** GIVEN TASK **
Your task is to give the data again, exactly, with every line intact.
++++++++++++++++++++
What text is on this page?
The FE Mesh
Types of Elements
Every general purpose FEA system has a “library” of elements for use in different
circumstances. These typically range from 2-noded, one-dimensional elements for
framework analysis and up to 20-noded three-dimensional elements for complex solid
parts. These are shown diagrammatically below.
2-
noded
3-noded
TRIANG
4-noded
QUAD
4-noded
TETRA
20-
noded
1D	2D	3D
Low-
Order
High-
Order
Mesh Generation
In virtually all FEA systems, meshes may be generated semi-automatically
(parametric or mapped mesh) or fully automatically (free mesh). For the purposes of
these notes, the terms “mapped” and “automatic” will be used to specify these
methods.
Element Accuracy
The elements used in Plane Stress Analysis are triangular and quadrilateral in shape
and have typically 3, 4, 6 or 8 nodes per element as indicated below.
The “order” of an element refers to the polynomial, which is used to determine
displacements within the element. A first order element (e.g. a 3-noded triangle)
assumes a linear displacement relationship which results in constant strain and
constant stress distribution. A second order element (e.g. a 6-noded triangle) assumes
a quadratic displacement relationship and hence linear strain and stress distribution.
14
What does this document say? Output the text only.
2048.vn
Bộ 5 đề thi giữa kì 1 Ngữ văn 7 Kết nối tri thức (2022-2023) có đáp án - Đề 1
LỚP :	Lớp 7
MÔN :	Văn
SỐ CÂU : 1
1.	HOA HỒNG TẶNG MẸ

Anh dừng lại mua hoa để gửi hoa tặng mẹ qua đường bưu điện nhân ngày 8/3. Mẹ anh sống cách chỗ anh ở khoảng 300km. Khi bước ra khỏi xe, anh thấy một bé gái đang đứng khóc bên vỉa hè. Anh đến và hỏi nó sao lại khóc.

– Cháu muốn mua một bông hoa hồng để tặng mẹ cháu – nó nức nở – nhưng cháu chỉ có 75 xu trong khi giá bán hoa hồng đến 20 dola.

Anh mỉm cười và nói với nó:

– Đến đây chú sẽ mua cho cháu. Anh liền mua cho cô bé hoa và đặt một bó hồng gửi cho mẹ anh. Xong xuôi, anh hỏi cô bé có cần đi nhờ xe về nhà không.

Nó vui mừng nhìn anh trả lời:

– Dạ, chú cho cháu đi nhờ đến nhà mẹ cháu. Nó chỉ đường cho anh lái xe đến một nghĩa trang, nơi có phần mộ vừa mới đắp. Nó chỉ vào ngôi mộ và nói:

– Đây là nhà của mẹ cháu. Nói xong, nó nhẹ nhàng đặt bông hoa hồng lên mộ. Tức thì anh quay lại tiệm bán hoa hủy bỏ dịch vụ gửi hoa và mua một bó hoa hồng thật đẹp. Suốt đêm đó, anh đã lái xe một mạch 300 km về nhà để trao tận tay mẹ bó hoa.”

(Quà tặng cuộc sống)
++++++++++++++++++++
** THE ANSWER **
What text is on this page?
The FE Mesh
Types of Elements
Every general purpose FEA system has a “library” of elements for use in different
circumstances. These typically range from 2-noded, one-dimensional elements for
framework analysis and up to 20-noded three-dimensional elements for complex solid
parts. These are shown diagrammatically below.
2-
noded
3-noded
TRIANG
4-noded
QUAD
4-noded
TETRA
20-
noded
1D	2D	3D
Low-
Order
High-
Order
Mesh Generation
In virtually all FEA systems, meshes may be generated semi-automatically
(parametric or mapped mesh) or fully automatically (free mesh). For the purposes of
these notes, the terms “mapped” and “automatic” will be used to specify these
methods.
Element Accuracy
The elements used in Plane Stress Analysis are triangular and quadrilateral in shape
and have typically 3, 4, 6 or 8 nodes per element as indicated below.
The “order” of an element refers to the polynomial, which is used to determine
displacements within the element. A first order element (e.g. a 3-noded triangle)
assumes a linear displacement relationship which results in constant strain and
constant stress distribution. A second order element (e.g. a 6-noded triangle) assumes
a quadratic displacement relationship and hence linear strain and stress distribution.
14
What does this document say? Output the text only.
2048.vn
Bộ 5 đề thi giữa kì 1 Ngữ văn 7 Kết nối tri thức (2022-2023) có đáp án - Đề 1
LỚP :	Lớp 7
MÔN :	Văn
SỐ CÂU : 1
1.	HOA HỒNG TẶNG MẸ

Anh dừng lại mua hoa để gửi hoa tặng mẹ qua đường bưu điện nhân ngày 8/3. Mẹ anh sống cách chỗ anh ở khoảng 300km. Khi bước ra khỏi xe, anh thấy một bé gái đang đứng khóc bên vỉa hè. Anh đến và hỏi nó sao lại khóc.

– Cháu muốn mua một bông hoa hồng để tặng mẹ cháu – nó nức nở – nhưng cháu chỉ có 75 xu trong khi giá bán hoa hồng đến 20 dola.

Anh mỉm cười và nói với nó:

– Đến đây chú sẽ mua cho cháu. Anh liền mua cho cô bé hoa và đặt một bó hồng gửi cho mẹ anh. Xong xuôi, anh hỏi cô bé có cần đi nhờ xe về nhà không.

Nó vui mừng nhìn anh trả lời:

– Dạ, chú cho cháu đi nhờ đến nhà mẹ cháu. Nó chỉ đường cho anh lái xe đến một nghĩa trang, nơi có phần mộ vừa mới đắp. Nó chỉ vào ngôi mộ và nói:

– Đây là nhà của mẹ cháu. Nói xong, nó nhẹ nhàng đặt bông hoa hồng lên mộ. Tức thì anh quay lại tiệm bán hoa hủy bỏ dịch vụ gửi hoa và mua một bó hoa hồng thật đẹp. Suốt đêm đó, anh đã lái xe một mạch 300 km về nhà để trao tận tay mẹ bó hoa.”

(Quà tặng cuộc sống)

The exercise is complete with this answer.